§ Information given:

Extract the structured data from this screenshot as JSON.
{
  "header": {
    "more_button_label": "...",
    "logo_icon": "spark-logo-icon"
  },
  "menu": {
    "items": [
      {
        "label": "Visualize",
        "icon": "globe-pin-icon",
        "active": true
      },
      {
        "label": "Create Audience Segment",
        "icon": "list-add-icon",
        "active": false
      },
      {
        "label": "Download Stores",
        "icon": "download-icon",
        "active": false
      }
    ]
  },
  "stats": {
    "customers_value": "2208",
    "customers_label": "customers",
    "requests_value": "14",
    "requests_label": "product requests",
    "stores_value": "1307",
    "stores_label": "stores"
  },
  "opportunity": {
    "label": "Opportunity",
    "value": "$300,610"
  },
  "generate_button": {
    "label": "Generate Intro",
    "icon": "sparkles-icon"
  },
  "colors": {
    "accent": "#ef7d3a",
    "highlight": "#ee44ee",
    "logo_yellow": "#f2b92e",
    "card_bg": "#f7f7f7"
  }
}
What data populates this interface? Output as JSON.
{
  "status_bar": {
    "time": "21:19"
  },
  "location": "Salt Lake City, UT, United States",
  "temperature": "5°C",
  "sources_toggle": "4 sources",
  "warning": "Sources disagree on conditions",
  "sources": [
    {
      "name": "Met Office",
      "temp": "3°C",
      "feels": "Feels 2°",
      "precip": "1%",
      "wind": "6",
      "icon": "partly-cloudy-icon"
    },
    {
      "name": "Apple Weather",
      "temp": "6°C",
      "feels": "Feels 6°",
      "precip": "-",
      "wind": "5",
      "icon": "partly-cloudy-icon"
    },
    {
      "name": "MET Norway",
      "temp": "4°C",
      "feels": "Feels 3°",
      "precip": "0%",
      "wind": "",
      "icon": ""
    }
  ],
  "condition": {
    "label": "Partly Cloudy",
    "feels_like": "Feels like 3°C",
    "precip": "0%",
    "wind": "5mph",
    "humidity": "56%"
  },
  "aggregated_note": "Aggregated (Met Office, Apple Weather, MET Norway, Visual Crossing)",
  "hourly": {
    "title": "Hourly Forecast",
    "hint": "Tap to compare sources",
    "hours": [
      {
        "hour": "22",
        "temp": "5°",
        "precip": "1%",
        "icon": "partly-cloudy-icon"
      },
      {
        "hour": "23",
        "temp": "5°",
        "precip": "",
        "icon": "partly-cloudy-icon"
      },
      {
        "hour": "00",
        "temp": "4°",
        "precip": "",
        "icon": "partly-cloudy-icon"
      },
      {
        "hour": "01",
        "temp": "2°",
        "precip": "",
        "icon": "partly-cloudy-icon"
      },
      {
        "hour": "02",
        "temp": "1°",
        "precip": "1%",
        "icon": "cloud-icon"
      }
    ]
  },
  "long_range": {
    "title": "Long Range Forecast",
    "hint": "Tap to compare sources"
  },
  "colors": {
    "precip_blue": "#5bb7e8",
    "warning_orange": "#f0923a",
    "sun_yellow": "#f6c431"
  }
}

§ Short exercise: Report how many lines hold the string "this", giving the number and nothing else.

§ Reply to the task: 2